Report how many lines below contain the word "area". Give only the number.

-- Start --

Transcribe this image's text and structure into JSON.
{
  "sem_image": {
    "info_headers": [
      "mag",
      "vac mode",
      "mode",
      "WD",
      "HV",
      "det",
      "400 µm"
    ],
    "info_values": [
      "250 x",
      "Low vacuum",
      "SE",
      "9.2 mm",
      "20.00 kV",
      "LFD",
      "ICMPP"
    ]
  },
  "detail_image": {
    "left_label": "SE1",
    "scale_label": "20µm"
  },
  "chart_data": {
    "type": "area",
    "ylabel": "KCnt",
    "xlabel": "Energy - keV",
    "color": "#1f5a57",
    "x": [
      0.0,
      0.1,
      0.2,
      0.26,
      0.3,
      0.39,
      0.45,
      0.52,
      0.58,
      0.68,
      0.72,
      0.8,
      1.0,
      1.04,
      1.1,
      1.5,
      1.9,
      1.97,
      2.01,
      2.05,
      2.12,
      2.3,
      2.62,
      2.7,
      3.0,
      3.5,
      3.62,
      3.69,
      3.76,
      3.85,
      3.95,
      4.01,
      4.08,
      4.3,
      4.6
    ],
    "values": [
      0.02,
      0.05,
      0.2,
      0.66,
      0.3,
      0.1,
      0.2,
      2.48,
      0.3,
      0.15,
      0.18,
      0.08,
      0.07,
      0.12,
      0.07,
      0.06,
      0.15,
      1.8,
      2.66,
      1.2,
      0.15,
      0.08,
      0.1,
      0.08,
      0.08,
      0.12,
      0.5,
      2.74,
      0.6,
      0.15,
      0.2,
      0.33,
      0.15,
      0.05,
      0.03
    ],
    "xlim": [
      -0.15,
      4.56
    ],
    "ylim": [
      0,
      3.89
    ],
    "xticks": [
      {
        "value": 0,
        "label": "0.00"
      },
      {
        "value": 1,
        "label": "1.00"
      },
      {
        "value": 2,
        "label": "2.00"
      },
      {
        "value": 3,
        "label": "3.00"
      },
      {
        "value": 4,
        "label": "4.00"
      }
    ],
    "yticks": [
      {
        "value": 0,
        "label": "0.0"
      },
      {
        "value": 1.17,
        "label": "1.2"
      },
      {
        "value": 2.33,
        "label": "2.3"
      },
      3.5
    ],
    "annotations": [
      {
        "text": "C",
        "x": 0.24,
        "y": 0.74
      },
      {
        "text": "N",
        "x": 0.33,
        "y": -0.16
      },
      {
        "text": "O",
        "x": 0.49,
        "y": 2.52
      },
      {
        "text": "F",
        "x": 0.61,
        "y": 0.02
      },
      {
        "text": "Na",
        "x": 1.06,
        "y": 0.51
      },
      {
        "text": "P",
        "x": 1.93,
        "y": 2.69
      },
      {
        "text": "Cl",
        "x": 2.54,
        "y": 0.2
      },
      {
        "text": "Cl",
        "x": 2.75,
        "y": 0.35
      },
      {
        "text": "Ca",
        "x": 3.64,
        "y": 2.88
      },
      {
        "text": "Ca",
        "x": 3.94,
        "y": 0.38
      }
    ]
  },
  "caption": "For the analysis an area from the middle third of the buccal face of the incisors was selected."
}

-- End --

* **Answer to the problem**: 2